** Raw data **
::::::
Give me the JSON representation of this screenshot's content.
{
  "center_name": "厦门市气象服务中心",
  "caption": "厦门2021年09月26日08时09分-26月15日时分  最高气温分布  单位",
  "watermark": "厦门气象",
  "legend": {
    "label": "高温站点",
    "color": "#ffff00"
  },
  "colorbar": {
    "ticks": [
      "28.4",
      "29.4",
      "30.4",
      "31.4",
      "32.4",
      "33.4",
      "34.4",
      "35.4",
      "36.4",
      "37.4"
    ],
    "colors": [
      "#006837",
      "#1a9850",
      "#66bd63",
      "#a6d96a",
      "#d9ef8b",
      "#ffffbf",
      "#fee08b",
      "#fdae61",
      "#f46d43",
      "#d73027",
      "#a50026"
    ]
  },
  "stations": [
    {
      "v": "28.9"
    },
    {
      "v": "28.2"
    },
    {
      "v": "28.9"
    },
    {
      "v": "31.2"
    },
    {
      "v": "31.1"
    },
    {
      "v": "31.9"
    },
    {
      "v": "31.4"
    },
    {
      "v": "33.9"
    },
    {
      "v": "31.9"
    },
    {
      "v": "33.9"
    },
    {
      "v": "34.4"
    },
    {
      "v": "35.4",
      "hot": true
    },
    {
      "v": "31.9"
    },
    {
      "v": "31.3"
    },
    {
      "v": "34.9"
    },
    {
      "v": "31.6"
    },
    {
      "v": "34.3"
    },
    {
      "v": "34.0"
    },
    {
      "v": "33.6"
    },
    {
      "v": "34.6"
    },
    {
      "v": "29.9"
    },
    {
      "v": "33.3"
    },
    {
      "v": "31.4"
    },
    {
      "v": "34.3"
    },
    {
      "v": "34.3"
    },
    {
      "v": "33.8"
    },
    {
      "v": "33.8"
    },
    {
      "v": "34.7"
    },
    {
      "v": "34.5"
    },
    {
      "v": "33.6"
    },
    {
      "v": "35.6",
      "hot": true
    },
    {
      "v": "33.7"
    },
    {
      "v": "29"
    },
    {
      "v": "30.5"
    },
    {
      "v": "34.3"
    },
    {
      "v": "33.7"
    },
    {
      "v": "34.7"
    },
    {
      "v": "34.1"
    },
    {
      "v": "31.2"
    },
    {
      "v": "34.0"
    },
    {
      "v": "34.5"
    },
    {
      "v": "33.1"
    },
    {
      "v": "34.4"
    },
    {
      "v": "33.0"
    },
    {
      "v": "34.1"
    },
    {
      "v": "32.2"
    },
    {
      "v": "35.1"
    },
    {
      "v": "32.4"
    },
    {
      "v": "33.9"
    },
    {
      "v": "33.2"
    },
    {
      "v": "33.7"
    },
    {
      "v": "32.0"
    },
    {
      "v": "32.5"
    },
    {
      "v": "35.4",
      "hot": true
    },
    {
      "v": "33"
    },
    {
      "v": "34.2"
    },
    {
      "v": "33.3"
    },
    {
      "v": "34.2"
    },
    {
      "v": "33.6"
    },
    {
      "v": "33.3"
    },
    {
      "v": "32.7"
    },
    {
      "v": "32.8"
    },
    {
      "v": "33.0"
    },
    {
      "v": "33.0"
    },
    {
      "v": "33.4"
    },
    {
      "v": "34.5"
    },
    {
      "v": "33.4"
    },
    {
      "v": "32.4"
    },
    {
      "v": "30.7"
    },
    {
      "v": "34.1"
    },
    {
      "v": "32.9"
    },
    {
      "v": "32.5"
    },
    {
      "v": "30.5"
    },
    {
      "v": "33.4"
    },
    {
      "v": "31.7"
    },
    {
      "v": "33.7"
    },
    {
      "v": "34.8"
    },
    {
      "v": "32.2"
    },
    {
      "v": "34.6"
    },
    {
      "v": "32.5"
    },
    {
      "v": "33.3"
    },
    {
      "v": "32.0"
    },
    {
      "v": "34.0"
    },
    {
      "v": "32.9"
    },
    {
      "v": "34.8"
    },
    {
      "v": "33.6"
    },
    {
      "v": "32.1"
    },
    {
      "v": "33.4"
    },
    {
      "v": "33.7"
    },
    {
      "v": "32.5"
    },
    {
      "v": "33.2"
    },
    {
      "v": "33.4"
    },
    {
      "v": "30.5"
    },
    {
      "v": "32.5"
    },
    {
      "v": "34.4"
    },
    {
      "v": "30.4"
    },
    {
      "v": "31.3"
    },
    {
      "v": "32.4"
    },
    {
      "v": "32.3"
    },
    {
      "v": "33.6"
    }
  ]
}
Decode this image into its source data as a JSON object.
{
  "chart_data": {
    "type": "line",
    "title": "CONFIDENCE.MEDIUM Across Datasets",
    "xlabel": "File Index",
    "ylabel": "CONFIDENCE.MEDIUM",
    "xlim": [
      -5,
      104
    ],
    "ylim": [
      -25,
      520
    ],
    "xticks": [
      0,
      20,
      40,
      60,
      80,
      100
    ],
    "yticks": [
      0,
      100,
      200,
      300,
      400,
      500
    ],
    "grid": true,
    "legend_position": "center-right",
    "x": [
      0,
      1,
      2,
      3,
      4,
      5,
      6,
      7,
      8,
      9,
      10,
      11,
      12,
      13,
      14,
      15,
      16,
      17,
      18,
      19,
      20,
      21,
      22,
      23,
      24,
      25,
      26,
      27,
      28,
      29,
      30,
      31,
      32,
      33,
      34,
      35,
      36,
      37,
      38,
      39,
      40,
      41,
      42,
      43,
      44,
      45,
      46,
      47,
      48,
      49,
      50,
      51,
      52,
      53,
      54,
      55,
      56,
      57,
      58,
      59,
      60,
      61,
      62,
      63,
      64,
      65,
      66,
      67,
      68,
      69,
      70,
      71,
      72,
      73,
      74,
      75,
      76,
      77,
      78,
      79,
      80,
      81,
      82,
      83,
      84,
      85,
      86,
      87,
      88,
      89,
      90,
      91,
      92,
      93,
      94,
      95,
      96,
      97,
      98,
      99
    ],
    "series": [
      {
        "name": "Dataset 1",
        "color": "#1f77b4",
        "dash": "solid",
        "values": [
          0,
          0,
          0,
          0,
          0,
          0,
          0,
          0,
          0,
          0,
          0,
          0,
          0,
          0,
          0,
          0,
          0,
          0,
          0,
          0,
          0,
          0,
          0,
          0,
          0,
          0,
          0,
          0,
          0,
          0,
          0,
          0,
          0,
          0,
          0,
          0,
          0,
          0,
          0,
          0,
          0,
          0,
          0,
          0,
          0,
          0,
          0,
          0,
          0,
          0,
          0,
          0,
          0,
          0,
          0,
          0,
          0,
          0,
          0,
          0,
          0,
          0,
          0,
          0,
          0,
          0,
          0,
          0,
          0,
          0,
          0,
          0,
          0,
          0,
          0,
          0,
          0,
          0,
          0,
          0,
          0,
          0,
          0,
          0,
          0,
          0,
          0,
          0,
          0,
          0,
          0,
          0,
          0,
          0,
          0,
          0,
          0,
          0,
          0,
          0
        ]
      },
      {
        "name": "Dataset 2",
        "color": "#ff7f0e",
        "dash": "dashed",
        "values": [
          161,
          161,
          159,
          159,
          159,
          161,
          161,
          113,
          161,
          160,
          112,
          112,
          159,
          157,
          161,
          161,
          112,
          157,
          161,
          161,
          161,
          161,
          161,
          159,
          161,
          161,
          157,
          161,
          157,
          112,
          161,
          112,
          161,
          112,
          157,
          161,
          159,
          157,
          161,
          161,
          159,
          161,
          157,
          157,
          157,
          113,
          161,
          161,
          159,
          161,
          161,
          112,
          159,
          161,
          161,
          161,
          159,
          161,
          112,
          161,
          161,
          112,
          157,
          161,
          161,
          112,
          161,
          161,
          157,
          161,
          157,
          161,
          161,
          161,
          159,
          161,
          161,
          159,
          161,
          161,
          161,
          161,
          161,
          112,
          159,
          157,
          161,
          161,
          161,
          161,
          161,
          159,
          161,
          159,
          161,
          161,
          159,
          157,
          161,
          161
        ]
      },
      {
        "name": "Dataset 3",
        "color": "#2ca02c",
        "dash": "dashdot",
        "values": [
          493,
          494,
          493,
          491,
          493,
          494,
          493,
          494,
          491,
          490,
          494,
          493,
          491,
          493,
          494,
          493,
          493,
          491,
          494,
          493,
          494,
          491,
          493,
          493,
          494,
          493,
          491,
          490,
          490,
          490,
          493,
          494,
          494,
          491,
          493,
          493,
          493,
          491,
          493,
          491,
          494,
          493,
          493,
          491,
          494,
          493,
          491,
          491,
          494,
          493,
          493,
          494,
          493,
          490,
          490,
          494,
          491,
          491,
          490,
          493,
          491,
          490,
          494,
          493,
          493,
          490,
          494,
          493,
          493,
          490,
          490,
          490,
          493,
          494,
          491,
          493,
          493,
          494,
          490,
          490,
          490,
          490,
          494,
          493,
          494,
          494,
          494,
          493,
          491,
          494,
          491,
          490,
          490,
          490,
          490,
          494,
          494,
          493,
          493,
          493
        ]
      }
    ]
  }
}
::::::
Copy and report every line where the word "CONFIDENCE" is present.

** Task solution **
    "title": "CONFIDENCE.MEDIUM Across Datasets",
    "ylabel": "CONFIDENCE.MEDIUM",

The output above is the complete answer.